What is the number of lines that include the word "sleeved"? Provide only that figure.

----- Data shown

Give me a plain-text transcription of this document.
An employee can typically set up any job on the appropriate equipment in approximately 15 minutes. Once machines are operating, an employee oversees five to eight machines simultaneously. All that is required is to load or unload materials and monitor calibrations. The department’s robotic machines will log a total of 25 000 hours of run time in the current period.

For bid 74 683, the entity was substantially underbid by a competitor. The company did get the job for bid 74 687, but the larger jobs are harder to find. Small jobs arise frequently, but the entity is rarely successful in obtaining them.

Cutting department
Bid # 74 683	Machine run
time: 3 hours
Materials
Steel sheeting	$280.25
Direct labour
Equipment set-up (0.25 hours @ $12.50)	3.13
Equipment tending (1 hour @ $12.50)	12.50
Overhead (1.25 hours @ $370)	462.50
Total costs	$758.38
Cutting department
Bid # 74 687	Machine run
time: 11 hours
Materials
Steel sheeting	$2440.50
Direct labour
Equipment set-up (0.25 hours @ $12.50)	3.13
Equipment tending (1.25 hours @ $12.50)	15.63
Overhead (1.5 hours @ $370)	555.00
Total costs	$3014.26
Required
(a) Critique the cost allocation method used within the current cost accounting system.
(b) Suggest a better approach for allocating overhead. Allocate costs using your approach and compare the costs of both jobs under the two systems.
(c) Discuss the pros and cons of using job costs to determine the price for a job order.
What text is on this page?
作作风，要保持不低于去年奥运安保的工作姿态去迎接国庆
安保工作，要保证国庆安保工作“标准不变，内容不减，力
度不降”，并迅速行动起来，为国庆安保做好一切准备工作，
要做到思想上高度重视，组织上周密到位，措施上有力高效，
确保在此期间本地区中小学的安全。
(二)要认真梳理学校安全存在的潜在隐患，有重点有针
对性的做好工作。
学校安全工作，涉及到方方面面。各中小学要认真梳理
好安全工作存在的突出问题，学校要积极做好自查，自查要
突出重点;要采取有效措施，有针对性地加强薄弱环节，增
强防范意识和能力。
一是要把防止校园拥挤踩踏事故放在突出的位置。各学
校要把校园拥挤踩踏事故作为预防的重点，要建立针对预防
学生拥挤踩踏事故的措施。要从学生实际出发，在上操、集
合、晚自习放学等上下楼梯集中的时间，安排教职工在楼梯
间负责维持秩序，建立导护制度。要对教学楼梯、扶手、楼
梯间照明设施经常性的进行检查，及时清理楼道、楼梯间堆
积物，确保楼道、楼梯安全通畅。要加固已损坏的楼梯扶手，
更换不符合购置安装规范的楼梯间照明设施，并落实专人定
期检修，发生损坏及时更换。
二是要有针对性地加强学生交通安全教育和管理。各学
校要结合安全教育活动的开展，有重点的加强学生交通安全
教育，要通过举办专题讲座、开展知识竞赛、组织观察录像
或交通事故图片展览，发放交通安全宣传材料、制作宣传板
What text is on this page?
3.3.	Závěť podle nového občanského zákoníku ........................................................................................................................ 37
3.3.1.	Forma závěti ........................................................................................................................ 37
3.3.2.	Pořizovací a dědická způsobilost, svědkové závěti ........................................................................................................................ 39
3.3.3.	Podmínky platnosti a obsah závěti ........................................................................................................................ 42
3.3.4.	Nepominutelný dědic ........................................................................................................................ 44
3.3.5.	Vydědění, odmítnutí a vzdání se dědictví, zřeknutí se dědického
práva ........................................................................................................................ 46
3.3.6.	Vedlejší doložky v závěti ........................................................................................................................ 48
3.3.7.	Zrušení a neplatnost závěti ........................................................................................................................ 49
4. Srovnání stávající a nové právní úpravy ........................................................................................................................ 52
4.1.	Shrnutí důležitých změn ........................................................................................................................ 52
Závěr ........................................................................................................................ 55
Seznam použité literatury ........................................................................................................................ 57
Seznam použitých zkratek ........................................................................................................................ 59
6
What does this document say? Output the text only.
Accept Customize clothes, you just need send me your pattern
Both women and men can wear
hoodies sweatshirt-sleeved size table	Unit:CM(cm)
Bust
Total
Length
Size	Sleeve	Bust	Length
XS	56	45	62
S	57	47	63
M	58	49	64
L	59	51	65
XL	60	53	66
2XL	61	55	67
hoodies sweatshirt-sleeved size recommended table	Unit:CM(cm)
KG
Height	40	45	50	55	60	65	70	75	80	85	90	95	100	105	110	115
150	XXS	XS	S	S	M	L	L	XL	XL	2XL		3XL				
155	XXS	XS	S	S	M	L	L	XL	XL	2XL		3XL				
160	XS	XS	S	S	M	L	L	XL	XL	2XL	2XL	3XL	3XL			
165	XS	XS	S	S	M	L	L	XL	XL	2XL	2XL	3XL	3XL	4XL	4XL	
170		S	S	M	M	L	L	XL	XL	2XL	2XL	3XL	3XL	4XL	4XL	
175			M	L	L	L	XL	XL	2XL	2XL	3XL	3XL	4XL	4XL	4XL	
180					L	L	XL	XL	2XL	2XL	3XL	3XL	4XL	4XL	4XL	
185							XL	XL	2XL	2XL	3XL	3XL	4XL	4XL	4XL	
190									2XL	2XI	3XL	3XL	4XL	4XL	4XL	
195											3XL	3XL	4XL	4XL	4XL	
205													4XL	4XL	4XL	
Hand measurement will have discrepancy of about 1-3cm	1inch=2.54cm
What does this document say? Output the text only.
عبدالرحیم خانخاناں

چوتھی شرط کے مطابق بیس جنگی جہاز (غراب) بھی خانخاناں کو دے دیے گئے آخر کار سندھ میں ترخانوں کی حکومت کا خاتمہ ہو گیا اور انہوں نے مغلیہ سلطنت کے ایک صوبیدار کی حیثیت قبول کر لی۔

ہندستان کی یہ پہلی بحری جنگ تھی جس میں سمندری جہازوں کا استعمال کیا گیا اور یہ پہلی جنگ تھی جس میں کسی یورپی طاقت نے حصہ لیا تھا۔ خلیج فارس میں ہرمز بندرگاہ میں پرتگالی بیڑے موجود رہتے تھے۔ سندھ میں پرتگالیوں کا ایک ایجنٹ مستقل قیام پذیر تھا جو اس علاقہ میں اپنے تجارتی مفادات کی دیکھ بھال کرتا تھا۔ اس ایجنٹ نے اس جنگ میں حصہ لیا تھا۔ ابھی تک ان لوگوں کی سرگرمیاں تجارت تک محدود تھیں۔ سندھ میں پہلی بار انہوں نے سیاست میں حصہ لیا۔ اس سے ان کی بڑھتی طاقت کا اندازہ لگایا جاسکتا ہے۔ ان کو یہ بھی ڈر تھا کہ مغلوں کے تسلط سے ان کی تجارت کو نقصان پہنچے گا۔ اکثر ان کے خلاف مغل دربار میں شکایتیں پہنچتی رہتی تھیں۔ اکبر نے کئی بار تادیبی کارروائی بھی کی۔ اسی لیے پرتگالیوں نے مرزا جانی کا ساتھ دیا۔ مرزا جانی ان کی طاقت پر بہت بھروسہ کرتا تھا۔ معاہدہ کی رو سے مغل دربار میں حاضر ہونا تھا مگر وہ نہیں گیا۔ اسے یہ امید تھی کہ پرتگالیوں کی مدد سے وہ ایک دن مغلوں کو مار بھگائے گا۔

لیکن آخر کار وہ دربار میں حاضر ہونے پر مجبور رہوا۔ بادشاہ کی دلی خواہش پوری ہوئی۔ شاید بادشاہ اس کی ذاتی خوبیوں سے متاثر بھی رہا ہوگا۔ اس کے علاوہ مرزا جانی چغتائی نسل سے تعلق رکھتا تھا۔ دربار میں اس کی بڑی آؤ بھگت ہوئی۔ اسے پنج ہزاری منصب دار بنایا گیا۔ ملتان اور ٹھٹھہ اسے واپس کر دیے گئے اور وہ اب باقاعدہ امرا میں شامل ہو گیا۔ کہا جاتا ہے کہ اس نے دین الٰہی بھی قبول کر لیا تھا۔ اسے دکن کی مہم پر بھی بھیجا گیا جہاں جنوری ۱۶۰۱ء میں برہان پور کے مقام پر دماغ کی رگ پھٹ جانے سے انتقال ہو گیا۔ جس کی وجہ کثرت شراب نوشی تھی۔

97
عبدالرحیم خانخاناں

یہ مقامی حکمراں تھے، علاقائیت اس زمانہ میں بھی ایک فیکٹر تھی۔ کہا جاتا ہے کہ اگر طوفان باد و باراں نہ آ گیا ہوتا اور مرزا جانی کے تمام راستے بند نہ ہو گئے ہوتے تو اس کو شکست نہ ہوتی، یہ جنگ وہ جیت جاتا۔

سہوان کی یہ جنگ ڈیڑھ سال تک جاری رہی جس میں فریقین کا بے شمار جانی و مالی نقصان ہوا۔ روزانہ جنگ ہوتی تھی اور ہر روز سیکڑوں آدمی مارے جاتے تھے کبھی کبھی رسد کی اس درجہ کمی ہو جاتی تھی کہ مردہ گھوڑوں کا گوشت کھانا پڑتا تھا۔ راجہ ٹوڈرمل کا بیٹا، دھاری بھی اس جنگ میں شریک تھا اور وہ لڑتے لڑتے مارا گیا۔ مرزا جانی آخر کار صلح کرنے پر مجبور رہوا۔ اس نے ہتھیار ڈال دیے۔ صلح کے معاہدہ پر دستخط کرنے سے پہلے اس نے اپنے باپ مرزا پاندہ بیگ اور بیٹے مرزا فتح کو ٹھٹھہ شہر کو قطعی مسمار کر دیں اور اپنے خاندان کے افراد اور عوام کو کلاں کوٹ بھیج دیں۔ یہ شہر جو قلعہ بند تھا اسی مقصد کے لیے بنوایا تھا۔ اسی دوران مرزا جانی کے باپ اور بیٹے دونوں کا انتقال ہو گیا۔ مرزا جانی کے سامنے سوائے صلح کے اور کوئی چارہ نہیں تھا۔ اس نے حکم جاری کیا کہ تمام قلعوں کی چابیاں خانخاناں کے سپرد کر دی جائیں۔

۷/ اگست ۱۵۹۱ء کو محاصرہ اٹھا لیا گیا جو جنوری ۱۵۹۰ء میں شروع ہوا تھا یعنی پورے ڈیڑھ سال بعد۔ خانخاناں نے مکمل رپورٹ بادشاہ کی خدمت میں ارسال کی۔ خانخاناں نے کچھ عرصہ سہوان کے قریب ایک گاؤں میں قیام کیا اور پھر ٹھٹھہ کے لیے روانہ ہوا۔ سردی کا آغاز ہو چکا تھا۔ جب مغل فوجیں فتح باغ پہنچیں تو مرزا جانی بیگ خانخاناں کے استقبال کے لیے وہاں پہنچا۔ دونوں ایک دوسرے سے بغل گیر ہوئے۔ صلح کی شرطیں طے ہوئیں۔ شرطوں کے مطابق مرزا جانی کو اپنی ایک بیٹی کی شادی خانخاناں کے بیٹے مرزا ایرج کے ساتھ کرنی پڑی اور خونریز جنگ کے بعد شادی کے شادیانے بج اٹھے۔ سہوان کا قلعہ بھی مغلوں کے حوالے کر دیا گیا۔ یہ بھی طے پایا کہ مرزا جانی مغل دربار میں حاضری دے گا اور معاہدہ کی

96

----------

Solution to the problem – 2